▶ WORK TO DO
Report the number of lines containing "bookmarks", with no other words.

Data listing:
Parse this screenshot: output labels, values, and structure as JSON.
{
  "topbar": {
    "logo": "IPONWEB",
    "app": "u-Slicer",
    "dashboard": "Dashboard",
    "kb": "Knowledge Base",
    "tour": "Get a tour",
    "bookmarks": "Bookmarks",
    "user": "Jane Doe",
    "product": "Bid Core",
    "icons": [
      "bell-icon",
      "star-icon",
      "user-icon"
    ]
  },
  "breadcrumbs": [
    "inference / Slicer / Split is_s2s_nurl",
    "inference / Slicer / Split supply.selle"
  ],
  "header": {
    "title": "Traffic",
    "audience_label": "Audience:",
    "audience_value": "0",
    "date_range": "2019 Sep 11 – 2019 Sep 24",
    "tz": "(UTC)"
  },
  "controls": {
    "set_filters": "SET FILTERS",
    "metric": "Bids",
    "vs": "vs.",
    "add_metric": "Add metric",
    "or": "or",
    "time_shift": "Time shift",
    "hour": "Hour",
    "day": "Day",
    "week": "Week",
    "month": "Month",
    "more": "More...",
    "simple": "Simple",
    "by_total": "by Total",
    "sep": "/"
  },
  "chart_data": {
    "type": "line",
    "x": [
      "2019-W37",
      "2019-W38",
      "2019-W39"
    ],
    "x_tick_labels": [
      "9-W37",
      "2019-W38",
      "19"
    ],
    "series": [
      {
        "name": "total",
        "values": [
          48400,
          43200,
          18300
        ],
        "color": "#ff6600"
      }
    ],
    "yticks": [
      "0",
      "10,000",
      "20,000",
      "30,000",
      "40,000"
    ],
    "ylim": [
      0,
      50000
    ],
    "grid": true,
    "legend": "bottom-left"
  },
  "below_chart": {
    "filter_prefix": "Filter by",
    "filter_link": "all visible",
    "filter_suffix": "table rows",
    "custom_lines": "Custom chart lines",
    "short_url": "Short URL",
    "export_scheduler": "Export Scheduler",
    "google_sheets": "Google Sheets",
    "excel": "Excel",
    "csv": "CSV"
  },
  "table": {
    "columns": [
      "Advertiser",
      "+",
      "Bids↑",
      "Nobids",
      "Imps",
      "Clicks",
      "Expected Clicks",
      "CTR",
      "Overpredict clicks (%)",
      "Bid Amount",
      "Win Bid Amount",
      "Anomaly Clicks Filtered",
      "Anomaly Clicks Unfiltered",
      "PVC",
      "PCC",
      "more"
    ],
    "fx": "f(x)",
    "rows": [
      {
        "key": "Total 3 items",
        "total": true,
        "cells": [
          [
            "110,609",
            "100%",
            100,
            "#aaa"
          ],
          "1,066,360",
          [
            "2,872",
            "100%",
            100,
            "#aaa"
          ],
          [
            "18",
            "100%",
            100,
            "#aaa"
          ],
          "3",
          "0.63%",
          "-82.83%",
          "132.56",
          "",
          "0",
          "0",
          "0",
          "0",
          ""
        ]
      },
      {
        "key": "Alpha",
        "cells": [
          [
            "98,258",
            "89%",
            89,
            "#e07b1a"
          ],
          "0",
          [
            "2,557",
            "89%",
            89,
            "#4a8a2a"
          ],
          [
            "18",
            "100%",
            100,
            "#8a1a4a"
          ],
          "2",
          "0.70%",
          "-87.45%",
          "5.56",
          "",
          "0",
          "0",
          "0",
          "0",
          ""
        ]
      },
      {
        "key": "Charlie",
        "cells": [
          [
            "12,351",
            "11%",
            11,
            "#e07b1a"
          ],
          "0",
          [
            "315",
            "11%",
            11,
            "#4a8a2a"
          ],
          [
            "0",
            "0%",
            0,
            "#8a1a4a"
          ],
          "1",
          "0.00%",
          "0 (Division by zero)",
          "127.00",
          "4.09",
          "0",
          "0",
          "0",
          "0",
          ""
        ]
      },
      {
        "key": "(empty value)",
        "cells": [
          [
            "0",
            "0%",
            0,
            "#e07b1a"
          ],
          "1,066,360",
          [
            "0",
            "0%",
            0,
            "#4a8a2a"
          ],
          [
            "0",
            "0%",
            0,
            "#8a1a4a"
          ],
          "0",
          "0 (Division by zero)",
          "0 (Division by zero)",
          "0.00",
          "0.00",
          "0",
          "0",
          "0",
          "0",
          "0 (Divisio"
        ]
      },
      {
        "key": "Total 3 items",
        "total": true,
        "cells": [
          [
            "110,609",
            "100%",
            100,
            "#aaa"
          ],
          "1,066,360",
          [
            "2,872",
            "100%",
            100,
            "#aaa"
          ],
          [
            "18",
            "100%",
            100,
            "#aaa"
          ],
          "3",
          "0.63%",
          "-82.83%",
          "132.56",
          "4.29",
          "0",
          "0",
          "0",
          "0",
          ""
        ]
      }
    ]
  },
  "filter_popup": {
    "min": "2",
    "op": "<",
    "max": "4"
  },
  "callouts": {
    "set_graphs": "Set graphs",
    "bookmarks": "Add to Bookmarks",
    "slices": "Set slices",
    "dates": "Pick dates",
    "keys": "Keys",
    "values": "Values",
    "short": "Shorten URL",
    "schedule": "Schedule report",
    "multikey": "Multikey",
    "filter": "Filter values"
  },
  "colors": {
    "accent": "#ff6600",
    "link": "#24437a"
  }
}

▶ IN RESPONSE
2